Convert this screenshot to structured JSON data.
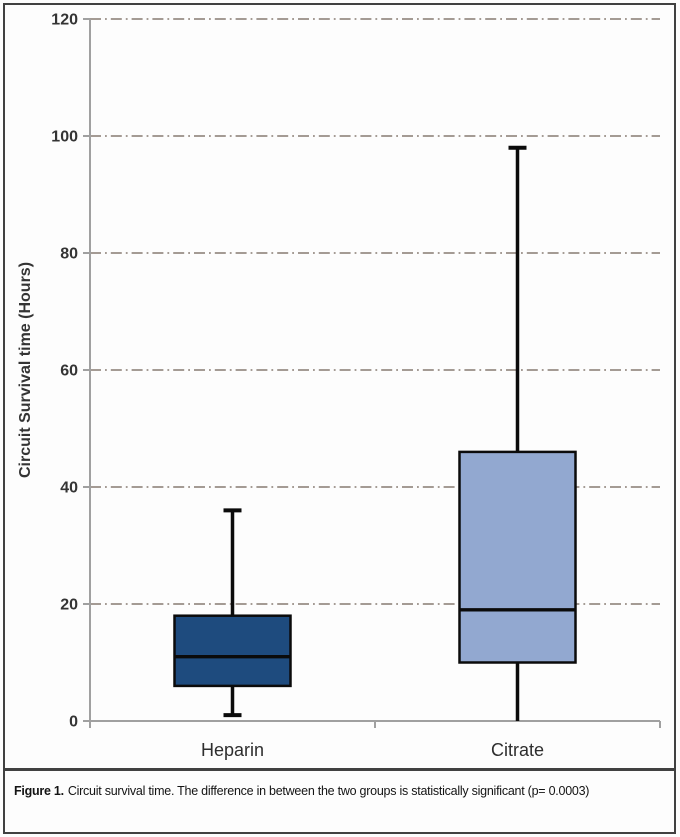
{
  "caption": {
    "label": "Figure 1.",
    "text": "Circuit survival time. The difference in between the two groups is statistically significant (p= 0.0003)"
  },
  "chart_data": {
    "type": "boxplot",
    "title": "",
    "xlabel": "",
    "ylabel": "Circuit Survival time (Hours)",
    "ylim": [
      0,
      120
    ],
    "yticks": [
      0,
      20,
      40,
      60,
      80,
      100,
      120
    ],
    "grid": {
      "show": true,
      "orientation": "horizontal",
      "style": "dash-dot"
    },
    "legend": {
      "show": false
    },
    "categories": [
      "Heparin",
      "Citrate"
    ],
    "series": [
      {
        "name": "Heparin",
        "whisker_low": 1,
        "q1": 6,
        "median": 11,
        "q3": 18,
        "whisker_high": 36,
        "fill": "#1E4B7E",
        "cap_low": true,
        "cap_high": true
      },
      {
        "name": "Citrate",
        "whisker_low": 0,
        "q1": 10,
        "median": 19,
        "q3": 46,
        "whisker_high": 98,
        "fill": "#92A8D0",
        "cap_low": false,
        "cap_high": true
      }
    ],
    "colors": {
      "axis": "#A0A0A0",
      "grid": "#A49B94",
      "tick_text": "#343434",
      "axis_title_text": "#343434",
      "category_text": "#2E2E2E",
      "box_stroke": "#0B0B0B",
      "whisker": "#0B0B0B",
      "frame": "#414141"
    }
  }
}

■ ■ ■

### [EXERCISE PROMPT]
Skip the pictures, then retype every line above exactly.

### [SOLUTION FOR THIS TASK]
Convert this screenshot to structured JSON data.
{
  "caption": {
    "label": "Figure 1.",
    "text": "Circuit survival time. The difference in between the two groups is statistically significant (p= 0.0003)"
  },
  "chart_data": {
    "type": "boxplot",
    "title": "",
    "xlabel": "",
    "ylabel": "Circuit Survival time (Hours)",
    "ylim": [
      0,
      120
    ],
    "yticks": [
      0,
      20,
      40,
      60,
      80,
      100,
      120
    ],
    "grid": {
      "show": true,
      "orientation": "horizontal",
      "style": "dash-dot"
    },
    "legend": {
      "show": false
    },
    "categories": [
      "Heparin",
      "Citrate"
    ],
    "series": [
      {
        "name": "Heparin",
        "whisker_low": 1,
        "q1": 6,
        "median": 11,
        "q3": 18,
        "whisker_high": 36,
        "fill": "#1E4B7E",
        "cap_low": true,
        "cap_high": true
      },
      {
        "name": "Citrate",
        "whisker_low": 0,
        "q1": 10,
        "median": 19,
        "q3": 46,
        "whisker_high": 98,
        "fill": "#92A8D0",
        "cap_low": false,
        "cap_high": true
      }
    ],
    "colors": {
      "axis": "#A0A0A0",
      "grid": "#A49B94",
      "tick_text": "#343434",
      "axis_title_text": "#343434",
      "category_text": "#2E2E2E",
      "box_stroke": "#0B0B0B",
      "whisker": "#0B0B0B",
      "frame": "#414141"
    }
  }
}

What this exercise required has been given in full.